== DATA SUPPLIED ==

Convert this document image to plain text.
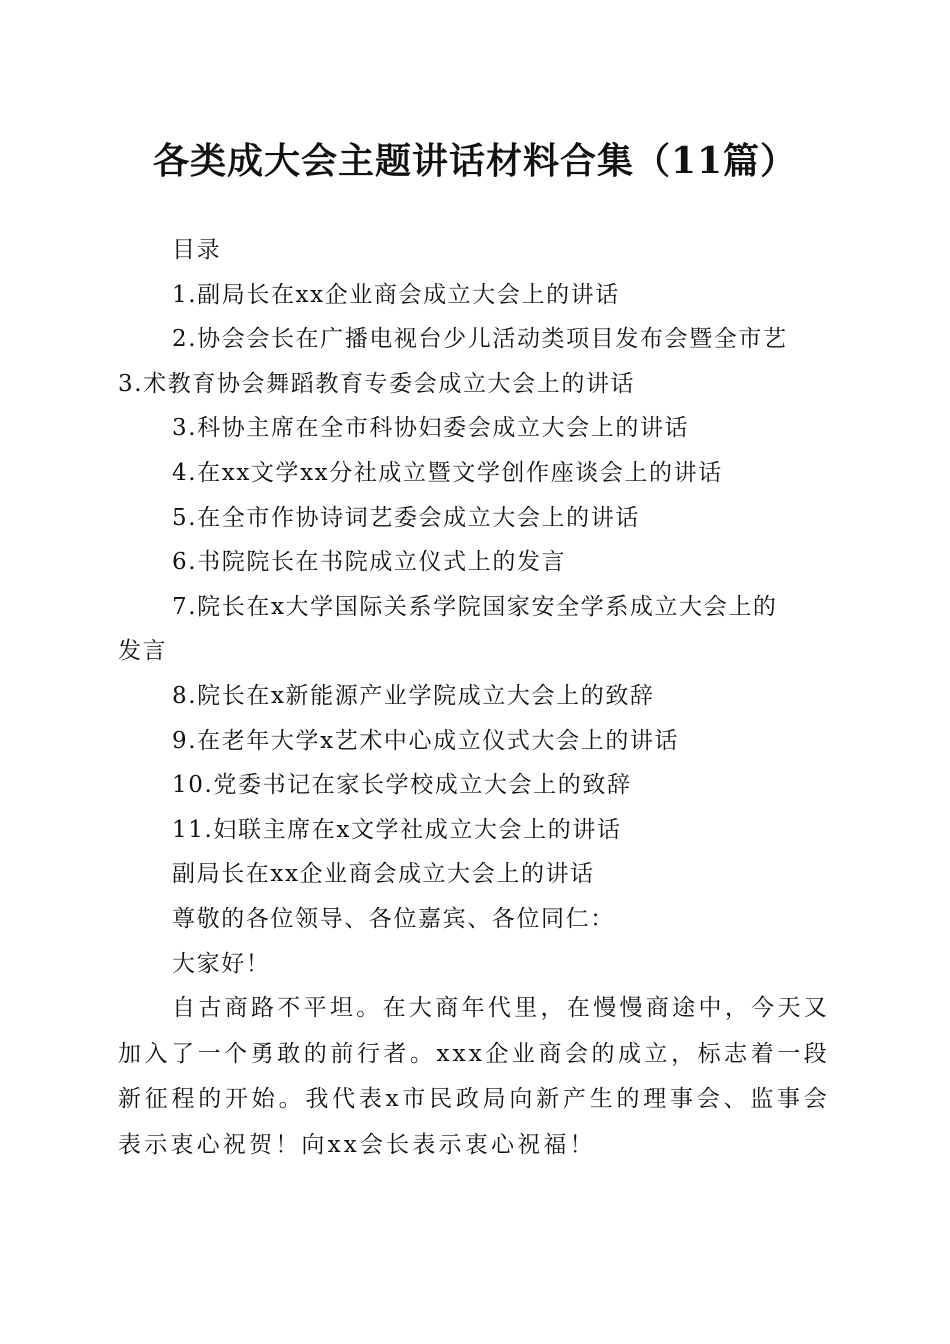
各类成大会主题讲话材料合集（11篇）
目录
1.副局长在xx企业商会成立大会上的讲话
2.协会会长在广播电视台少儿活动类项目发布会暨全市艺
3.术教育协会舞蹈教育专委会成立大会上的讲话
3.科协主席在全市科协妇委会成立大会上的讲话
4.在xx文学xx分社成立暨文学创作座谈会上的讲话
5.在全市作协诗词艺委会成立大会上的讲话
6.书院院长在书院成立仪式上的发言
7.院长在x大学国际关系学院国家安全学系成立大会上的
发言
8.院长在x新能源产业学院成立大会上的致辞
9.在老年大学x艺术中心成立仪式大会上的讲话
10.党委书记在家长学校成立大会上的致辞
11.妇联主席在x文学社成立大会上的讲话
副局长在xx企业商会成立大会上的讲话
尊敬的各位领导、各位嘉宾、各位同仁：
大家好！
自古商路不平坦。在大商年代里，在慢慢商途中，今天又加入了一个勇敢的前行者。xxx企业商会的成立，标志着一段新征程的开始。我代表x市民政局向新产生的理事会、监事会表示衷心祝贺！向xx会长表示衷心祝福！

===

PROBLEM
Pick out all lines containing the string "副局长在xx企业商会成立大会上的讲话".

TASK RESPONSE
1.副局长在xx企业商会成立大会上的讲话
副局长在xx企业商会成立大会上的讲话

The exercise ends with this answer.